• STORED RECORDS:
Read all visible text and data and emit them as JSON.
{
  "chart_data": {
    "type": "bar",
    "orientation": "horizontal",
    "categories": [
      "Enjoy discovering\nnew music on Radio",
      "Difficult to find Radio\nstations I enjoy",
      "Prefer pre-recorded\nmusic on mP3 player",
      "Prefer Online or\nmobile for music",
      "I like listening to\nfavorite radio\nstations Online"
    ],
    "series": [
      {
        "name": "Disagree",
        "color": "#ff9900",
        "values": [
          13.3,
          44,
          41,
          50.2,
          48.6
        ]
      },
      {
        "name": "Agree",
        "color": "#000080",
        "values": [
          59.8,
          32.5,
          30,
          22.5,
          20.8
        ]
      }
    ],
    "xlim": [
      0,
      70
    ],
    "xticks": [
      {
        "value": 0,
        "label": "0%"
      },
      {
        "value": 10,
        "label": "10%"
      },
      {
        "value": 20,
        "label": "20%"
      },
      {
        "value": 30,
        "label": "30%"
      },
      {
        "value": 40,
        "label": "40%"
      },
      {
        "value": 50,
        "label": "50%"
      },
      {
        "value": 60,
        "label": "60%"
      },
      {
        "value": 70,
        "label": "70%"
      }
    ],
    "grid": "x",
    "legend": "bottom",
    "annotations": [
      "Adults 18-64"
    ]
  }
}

• WHAT NEEDS TO BE DONE: Using the exact wording, write out all of the records.

• WRITTEN RESPONSE:
Read all visible text and data and emit them as JSON.
{
  "chart_data": {
    "type": "bar",
    "orientation": "horizontal",
    "categories": [
      "Enjoy discovering\nnew music on Radio",
      "Difficult to find Radio\nstations I enjoy",
      "Prefer pre-recorded\nmusic on mP3 player",
      "Prefer Online or\nmobile for music",
      "I like listening to\nfavorite radio\nstations Online"
    ],
    "series": [
      {
        "name": "Disagree",
        "color": "#ff9900",
        "values": [
          13.3,
          44,
          41,
          50.2,
          48.6
        ]
      },
      {
        "name": "Agree",
        "color": "#000080",
        "values": [
          59.8,
          32.5,
          30,
          22.5,
          20.8
        ]
      }
    ],
    "xlim": [
      0,
      70
    ],
    "xticks": [
      {
        "value": 0,
        "label": "0%"
      },
      {
        "value": 10,
        "label": "10%"
      },
      {
        "value": 20,
        "label": "20%"
      },
      {
        "value": 30,
        "label": "30%"
      },
      {
        "value": 40,
        "label": "40%"
      },
      {
        "value": 50,
        "label": "50%"
      },
      {
        "value": 60,
        "label": "60%"
      },
      {
        "value": 70,
        "label": "70%"
      }
    ],
    "grid": "x",
    "legend": "bottom",
    "annotations": [
      "Adults 18-64"
    ]
  }
}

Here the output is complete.